> **Exercise prompt**
Write out all lines holding the word "preview".

_ _ _ _

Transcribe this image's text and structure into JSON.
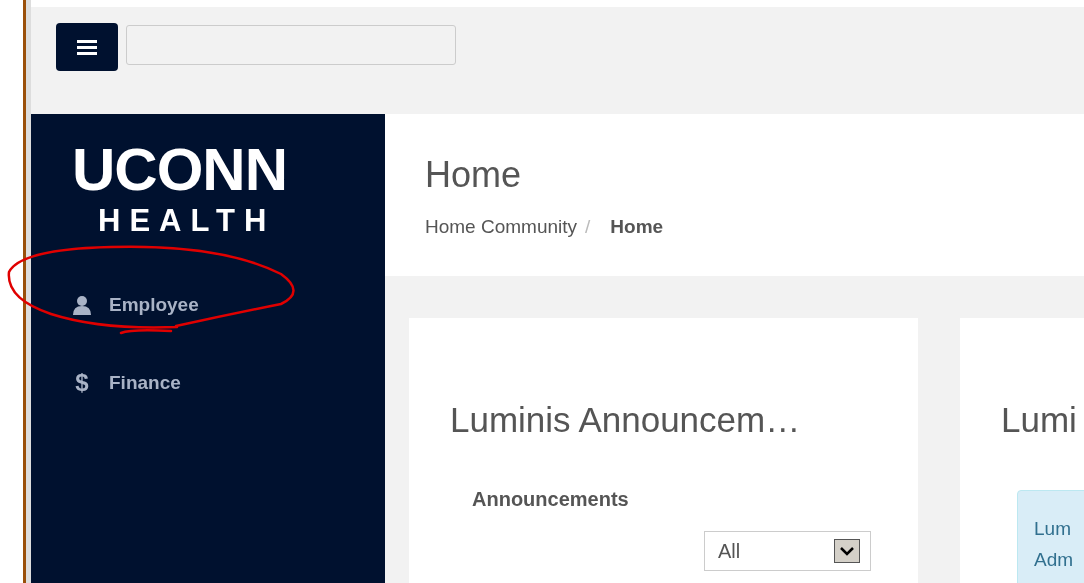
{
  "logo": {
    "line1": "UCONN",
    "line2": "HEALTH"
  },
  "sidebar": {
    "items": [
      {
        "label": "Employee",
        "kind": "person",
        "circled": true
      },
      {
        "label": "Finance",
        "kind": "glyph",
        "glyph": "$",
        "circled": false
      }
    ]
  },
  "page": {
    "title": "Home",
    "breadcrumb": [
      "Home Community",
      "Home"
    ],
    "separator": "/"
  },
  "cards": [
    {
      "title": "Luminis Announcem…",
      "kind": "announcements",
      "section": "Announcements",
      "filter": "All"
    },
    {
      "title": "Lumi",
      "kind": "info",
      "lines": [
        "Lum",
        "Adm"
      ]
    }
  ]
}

_ _ _ _

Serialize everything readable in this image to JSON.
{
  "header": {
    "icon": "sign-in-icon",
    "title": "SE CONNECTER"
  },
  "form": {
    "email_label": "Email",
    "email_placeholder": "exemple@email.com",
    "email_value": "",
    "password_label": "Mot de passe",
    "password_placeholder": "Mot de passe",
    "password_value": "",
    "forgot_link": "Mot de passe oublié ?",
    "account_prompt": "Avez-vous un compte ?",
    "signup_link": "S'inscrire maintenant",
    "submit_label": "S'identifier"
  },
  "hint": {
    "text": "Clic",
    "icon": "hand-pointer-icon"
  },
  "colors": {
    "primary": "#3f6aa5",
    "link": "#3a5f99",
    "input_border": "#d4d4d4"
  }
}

_ _ _ _

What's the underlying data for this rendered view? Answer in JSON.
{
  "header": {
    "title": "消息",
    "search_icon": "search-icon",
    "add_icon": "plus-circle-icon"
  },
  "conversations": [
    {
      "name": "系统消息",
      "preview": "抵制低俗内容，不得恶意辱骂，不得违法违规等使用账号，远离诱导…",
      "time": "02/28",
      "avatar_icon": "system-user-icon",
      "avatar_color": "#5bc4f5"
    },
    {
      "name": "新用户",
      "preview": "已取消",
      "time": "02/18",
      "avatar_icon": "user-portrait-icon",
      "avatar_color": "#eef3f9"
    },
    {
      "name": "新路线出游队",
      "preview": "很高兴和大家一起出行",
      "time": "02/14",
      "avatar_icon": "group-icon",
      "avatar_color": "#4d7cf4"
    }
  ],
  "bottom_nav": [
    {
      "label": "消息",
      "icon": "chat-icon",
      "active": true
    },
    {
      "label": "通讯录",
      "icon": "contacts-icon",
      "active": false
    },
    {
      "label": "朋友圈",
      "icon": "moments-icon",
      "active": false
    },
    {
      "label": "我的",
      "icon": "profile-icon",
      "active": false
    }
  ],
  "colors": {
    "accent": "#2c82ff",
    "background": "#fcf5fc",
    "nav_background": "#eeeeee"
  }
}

_ _ _ _

> **Answer to the problem**
      "preview": "抵制低俗内容，不得恶意辱骂，不得违法违规等使用账号，远离诱导…",
      "preview": "已取消",
      "preview": "很高兴和大家一起出行",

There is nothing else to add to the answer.